* Begin Given information *

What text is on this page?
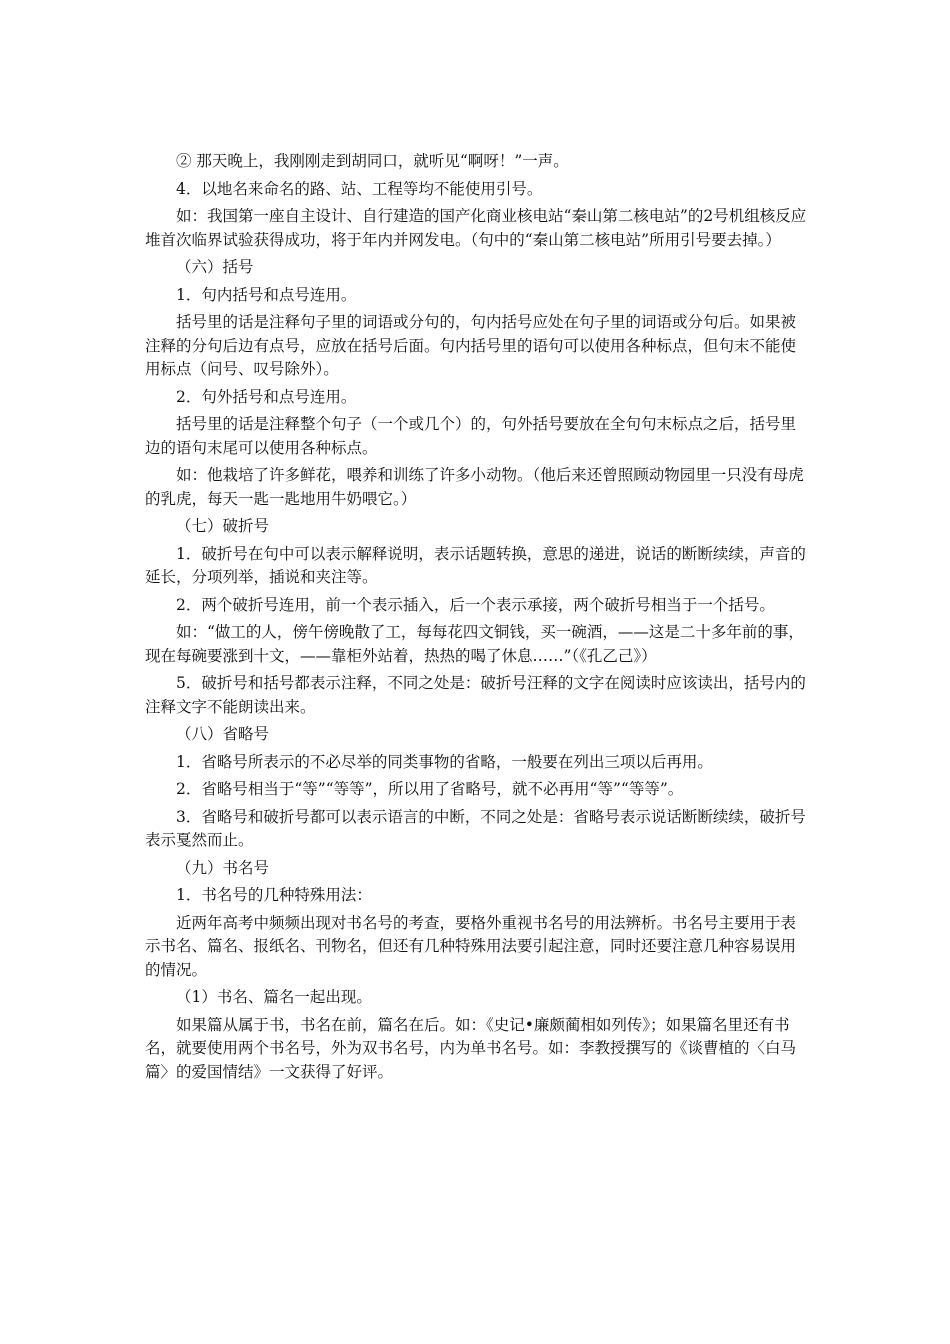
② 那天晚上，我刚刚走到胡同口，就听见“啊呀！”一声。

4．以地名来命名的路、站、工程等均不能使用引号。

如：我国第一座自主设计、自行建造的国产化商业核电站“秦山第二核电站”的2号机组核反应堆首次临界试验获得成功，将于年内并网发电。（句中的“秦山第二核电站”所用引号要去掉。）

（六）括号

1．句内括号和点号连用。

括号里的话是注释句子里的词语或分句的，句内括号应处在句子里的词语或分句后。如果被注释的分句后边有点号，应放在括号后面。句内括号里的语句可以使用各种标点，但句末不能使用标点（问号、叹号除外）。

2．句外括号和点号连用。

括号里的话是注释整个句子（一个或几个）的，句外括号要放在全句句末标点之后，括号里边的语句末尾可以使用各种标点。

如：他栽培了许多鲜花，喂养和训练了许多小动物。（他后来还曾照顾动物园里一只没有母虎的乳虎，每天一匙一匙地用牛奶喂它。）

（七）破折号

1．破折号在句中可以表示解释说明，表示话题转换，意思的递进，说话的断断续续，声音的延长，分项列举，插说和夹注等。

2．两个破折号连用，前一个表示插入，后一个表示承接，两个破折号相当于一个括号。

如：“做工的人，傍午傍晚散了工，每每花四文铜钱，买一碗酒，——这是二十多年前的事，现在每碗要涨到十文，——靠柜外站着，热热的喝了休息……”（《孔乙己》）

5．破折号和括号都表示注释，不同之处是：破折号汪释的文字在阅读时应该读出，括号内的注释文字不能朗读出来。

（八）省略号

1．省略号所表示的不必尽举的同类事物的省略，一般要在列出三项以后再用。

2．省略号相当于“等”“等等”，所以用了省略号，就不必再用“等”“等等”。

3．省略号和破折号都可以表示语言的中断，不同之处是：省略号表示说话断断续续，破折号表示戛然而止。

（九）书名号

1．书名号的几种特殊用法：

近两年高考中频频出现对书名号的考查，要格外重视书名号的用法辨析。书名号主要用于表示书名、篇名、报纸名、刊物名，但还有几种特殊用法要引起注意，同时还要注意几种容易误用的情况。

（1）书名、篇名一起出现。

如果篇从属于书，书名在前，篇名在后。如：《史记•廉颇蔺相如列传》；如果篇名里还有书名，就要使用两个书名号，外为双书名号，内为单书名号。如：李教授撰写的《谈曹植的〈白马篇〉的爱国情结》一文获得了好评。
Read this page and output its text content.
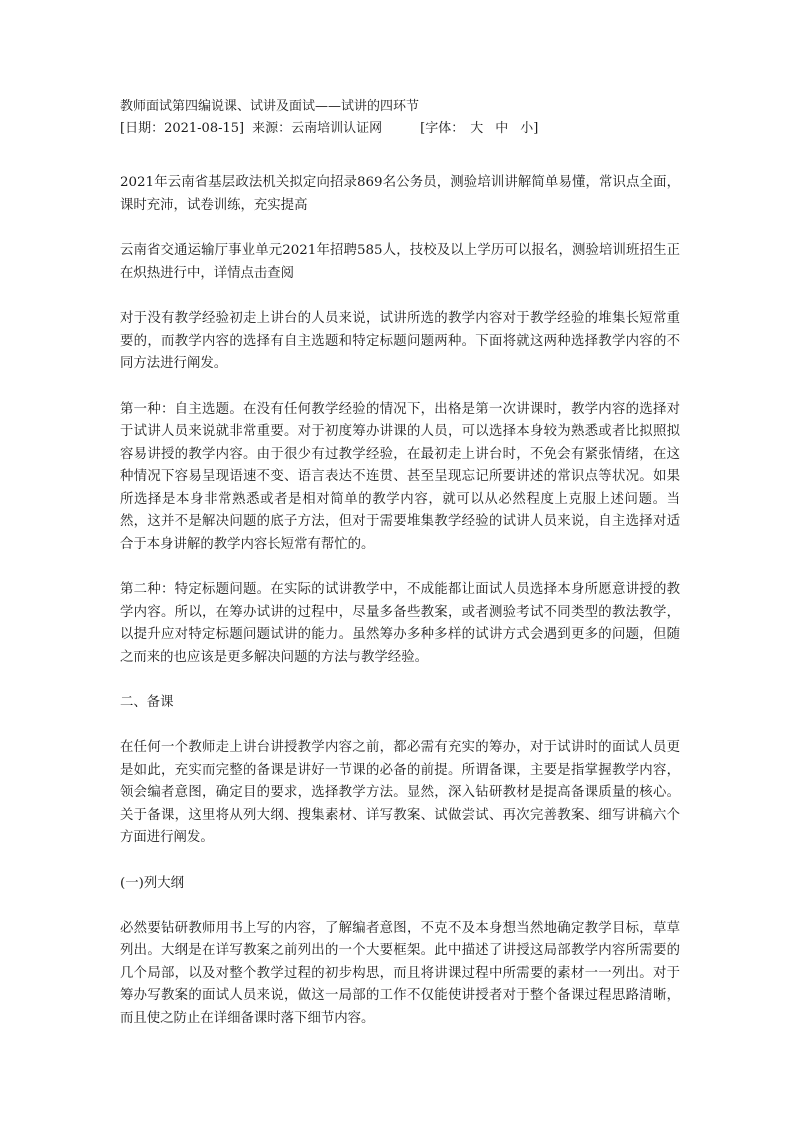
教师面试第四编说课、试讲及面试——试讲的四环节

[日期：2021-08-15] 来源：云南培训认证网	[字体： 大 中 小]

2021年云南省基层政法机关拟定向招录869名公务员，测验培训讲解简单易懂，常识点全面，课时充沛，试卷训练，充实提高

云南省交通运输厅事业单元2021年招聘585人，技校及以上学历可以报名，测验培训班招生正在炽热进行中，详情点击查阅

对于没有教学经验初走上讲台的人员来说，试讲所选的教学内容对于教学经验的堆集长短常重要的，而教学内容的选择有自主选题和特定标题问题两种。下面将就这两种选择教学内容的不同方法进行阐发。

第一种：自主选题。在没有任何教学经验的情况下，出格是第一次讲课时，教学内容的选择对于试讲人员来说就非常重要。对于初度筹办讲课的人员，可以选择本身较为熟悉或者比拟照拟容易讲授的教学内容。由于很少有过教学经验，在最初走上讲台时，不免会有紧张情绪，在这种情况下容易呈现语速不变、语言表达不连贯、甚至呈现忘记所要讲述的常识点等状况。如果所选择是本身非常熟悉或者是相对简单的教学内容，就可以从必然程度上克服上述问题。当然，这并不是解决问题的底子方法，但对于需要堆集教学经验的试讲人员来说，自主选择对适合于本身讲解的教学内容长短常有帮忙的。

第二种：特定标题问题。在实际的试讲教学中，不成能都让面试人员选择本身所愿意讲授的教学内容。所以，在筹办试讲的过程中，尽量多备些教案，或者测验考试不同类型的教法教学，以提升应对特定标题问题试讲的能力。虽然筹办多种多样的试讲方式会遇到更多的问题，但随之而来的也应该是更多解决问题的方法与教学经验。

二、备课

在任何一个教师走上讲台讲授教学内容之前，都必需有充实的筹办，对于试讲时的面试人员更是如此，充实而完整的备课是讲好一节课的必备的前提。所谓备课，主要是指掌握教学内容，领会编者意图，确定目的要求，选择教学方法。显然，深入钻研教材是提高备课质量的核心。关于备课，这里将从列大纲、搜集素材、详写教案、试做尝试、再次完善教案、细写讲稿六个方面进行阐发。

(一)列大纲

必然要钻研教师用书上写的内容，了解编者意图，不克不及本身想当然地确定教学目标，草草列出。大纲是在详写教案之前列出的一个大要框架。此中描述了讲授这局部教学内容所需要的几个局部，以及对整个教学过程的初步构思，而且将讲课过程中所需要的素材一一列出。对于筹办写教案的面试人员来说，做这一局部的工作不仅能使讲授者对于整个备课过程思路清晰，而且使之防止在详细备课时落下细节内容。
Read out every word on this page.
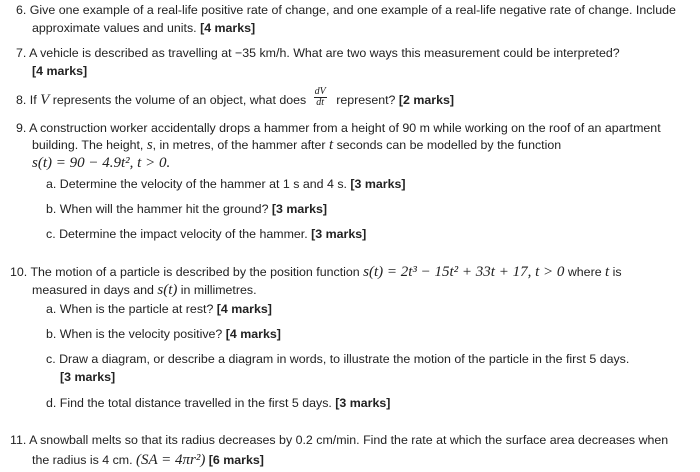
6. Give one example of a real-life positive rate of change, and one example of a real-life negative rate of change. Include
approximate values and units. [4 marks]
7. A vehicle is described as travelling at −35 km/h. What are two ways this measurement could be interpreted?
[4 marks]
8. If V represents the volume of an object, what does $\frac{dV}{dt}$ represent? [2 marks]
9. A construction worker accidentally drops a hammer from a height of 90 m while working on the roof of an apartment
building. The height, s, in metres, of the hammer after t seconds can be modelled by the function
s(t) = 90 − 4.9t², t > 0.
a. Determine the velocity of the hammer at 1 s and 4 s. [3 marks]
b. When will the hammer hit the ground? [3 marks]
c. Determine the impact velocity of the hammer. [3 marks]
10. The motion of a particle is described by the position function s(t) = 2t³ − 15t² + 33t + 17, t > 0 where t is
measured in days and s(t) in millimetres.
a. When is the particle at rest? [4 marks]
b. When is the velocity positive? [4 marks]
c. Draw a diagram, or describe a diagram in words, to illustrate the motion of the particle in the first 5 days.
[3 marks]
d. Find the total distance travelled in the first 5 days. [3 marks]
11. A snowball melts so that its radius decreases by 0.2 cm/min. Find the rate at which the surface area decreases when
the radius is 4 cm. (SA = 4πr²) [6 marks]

* End Given information *

To do: Copy the data word for word. Pictures do not go in the copy.

Solution to the problem:
What text is on this page?
② 那天晚上，我刚刚走到胡同口，就听见“啊呀！”一声。

4．以地名来命名的路、站、工程等均不能使用引号。

如：我国第一座自主设计、自行建造的国产化商业核电站“秦山第二核电站”的2号机组核反应堆首次临界试验获得成功，将于年内并网发电。（句中的“秦山第二核电站”所用引号要去掉。）

（六）括号

1．句内括号和点号连用。

括号里的话是注释句子里的词语或分句的，句内括号应处在句子里的词语或分句后。如果被注释的分句后边有点号，应放在括号后面。句内括号里的语句可以使用各种标点，但句末不能使用标点（问号、叹号除外）。

2．句外括号和点号连用。

括号里的话是注释整个句子（一个或几个）的，句外括号要放在全句句末标点之后，括号里边的语句末尾可以使用各种标点。

如：他栽培了许多鲜花，喂养和训练了许多小动物。（他后来还曾照顾动物园里一只没有母虎的乳虎，每天一匙一匙地用牛奶喂它。）

（七）破折号

1．破折号在句中可以表示解释说明，表示话题转换，意思的递进，说话的断断续续，声音的延长，分项列举，插说和夹注等。

2．两个破折号连用，前一个表示插入，后一个表示承接，两个破折号相当于一个括号。

如：“做工的人，傍午傍晚散了工，每每花四文铜钱，买一碗酒，——这是二十多年前的事，现在每碗要涨到十文，——靠柜外站着，热热的喝了休息……”（《孔乙己》）

5．破折号和括号都表示注释，不同之处是：破折号汪释的文字在阅读时应该读出，括号内的注释文字不能朗读出来。

（八）省略号

1．省略号所表示的不必尽举的同类事物的省略，一般要在列出三项以后再用。

2．省略号相当于“等”“等等”，所以用了省略号，就不必再用“等”“等等”。

3．省略号和破折号都可以表示语言的中断，不同之处是：省略号表示说话断断续续，破折号表示戛然而止。

（九）书名号

1．书名号的几种特殊用法：

近两年高考中频频出现对书名号的考查，要格外重视书名号的用法辨析。书名号主要用于表示书名、篇名、报纸名、刊物名，但还有几种特殊用法要引起注意，同时还要注意几种容易误用的情况。

（1）书名、篇名一起出现。

如果篇从属于书，书名在前，篇名在后。如：《史记•廉颇蔺相如列传》；如果篇名里还有书名，就要使用两个书名号，外为双书名号，内为单书名号。如：李教授撰写的《谈曹植的〈白马篇〉的爱国情结》一文获得了好评。
Read this page and output its text content.
教师面试第四编说课、试讲及面试——试讲的四环节

[日期：2021-08-15] 来源：云南培训认证网	[字体： 大 中 小]

2021年云南省基层政法机关拟定向招录869名公务员，测验培训讲解简单易懂，常识点全面，课时充沛，试卷训练，充实提高

云南省交通运输厅事业单元2021年招聘585人，技校及以上学历可以报名，测验培训班招生正在炽热进行中，详情点击查阅

对于没有教学经验初走上讲台的人员来说，试讲所选的教学内容对于教学经验的堆集长短常重要的，而教学内容的选择有自主选题和特定标题问题两种。下面将就这两种选择教学内容的不同方法进行阐发。

第一种：自主选题。在没有任何教学经验的情况下，出格是第一次讲课时，教学内容的选择对于试讲人员来说就非常重要。对于初度筹办讲课的人员，可以选择本身较为熟悉或者比拟照拟容易讲授的教学内容。由于很少有过教学经验，在最初走上讲台时，不免会有紧张情绪，在这种情况下容易呈现语速不变、语言表达不连贯、甚至呈现忘记所要讲述的常识点等状况。如果所选择是本身非常熟悉或者是相对简单的教学内容，就可以从必然程度上克服上述问题。当然，这并不是解决问题的底子方法，但对于需要堆集教学经验的试讲人员来说，自主选择对适合于本身讲解的教学内容长短常有帮忙的。

第二种：特定标题问题。在实际的试讲教学中，不成能都让面试人员选择本身所愿意讲授的教学内容。所以，在筹办试讲的过程中，尽量多备些教案，或者测验考试不同类型的教法教学，以提升应对特定标题问题试讲的能力。虽然筹办多种多样的试讲方式会遇到更多的问题，但随之而来的也应该是更多解决问题的方法与教学经验。

二、备课

在任何一个教师走上讲台讲授教学内容之前，都必需有充实的筹办，对于试讲时的面试人员更是如此，充实而完整的备课是讲好一节课的必备的前提。所谓备课，主要是指掌握教学内容，领会编者意图，确定目的要求，选择教学方法。显然，深入钻研教材是提高备课质量的核心。关于备课，这里将从列大纲、搜集素材、详写教案、试做尝试、再次完善教案、细写讲稿六个方面进行阐发。

(一)列大纲

必然要钻研教师用书上写的内容，了解编者意图，不克不及本身想当然地确定教学目标，草草列出。大纲是在详写教案之前列出的一个大要框架。此中描述了讲授这局部教学内容所需要的几个局部，以及对整个教学过程的初步构思，而且将讲课过程中所需要的素材一一列出。对于筹办写教案的面试人员来说，做这一局部的工作不仅能使讲授者对于整个备课过程思路清晰，而且使之防止在详细备课时落下细节内容。
Read out every word on this page.
6. Give one example of a real-life positive rate of change, and one example of a real-life negative rate of change. Include
approximate values and units. [4 marks]
7. A vehicle is described as travelling at −35 km/h. What are two ways this measurement could be interpreted?
[4 marks]
8. If V represents the volume of an object, what does $\frac{dV}{dt}$ represent? [2 marks]
9. A construction worker accidentally drops a hammer from a height of 90 m while working on the roof of an apartment
building. The height, s, in metres, of the hammer after t seconds can be modelled by the function
s(t) = 90 − 4.9t², t > 0.
a. Determine the velocity of the hammer at 1 s and 4 s. [3 marks]
b. When will the hammer hit the ground? [3 marks]
c. Determine the impact velocity of the hammer. [3 marks]
10. The motion of a particle is described by the position function s(t) = 2t³ − 15t² + 33t + 17, t > 0 where t is
measured in days and s(t) in millimetres.
a. When is the particle at rest? [4 marks]
b. When is the velocity positive? [4 marks]
c. Draw a diagram, or describe a diagram in words, to illustrate the motion of the particle in the first 5 days.
[3 marks]
d. Find the total distance travelled in the first 5 days. [3 marks]
11. A snowball melts so that its radius decreases by 0.2 cm/min. Find the rate at which the surface area decreases when
the radius is 4 cm. (SA = 4πr²) [6 marks]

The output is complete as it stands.